**What you need to do:** Go through the listing below and gather every line with the word "which".
-- Start --
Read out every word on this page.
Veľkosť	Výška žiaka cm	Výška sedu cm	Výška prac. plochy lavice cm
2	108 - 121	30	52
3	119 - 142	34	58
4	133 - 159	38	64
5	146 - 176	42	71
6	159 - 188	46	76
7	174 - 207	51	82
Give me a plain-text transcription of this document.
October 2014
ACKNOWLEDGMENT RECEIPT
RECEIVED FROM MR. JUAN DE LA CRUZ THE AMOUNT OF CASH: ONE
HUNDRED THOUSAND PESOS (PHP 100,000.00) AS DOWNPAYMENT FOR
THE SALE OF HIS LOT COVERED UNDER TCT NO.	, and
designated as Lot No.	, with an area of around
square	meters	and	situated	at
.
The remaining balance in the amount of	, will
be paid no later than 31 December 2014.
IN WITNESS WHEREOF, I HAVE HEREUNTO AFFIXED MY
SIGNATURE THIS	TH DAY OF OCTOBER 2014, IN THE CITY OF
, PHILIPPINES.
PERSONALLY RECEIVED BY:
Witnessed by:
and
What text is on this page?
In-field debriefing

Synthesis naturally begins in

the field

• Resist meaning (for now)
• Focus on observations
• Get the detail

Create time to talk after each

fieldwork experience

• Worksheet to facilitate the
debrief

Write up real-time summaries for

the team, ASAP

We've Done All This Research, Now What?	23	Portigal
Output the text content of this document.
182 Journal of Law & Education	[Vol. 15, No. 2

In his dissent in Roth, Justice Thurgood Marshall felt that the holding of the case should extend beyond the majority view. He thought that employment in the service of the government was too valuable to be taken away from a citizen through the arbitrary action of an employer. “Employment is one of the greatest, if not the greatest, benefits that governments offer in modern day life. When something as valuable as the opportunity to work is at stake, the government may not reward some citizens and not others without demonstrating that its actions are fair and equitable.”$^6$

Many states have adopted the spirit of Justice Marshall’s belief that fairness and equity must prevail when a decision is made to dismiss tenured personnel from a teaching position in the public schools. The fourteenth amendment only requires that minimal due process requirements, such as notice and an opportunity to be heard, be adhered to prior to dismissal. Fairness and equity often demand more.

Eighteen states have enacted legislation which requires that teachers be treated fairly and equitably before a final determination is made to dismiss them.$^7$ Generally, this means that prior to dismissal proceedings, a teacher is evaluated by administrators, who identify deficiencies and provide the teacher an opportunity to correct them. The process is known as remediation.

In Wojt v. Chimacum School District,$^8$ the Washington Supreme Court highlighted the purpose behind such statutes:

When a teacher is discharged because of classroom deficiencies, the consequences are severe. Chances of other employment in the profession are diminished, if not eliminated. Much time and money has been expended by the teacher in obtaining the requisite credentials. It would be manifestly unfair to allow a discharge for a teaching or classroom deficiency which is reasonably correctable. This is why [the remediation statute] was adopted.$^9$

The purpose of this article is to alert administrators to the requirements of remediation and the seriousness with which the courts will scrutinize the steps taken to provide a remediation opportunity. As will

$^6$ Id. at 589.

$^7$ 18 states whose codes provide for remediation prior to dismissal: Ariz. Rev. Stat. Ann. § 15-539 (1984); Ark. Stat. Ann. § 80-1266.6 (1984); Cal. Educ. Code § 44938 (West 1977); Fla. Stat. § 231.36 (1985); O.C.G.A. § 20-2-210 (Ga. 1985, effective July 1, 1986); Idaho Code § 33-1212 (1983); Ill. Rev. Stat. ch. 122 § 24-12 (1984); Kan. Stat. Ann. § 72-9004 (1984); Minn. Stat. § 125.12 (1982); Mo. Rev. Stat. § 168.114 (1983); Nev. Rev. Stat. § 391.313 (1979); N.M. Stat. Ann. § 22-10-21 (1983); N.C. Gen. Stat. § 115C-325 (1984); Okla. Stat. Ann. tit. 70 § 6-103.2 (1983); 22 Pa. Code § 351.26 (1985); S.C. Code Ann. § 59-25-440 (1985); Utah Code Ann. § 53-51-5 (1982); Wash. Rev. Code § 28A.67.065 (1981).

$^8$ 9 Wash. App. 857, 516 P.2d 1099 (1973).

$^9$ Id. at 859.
-- End --
**Exercise response:**
Eighteen states have enacted legislation which requires that teachers be treated fairly and equitably before a final determination is made to dismiss them.$^7$ Generally, this means that prior to dismissal proceedings, a teacher is evaluated by administrators, who identify deficiencies and provide the teacher an opportunity to correct them. The process is known as remediation.
When a teacher is discharged because of classroom deficiencies, the consequences are severe. Chances of other employment in the profession are diminished, if not eliminated. Much time and money has been expended by the teacher in obtaining the requisite credentials. It would be manifestly unfair to allow a discharge for a teaching or classroom deficiency which is reasonably correctable. This is why [the remediation statute] was adopted.$^9$
The purpose of this article is to alert administrators to the requirements of remediation and the seriousness with which the courts will scrutinize the steps taken to provide a remediation opportunity. As will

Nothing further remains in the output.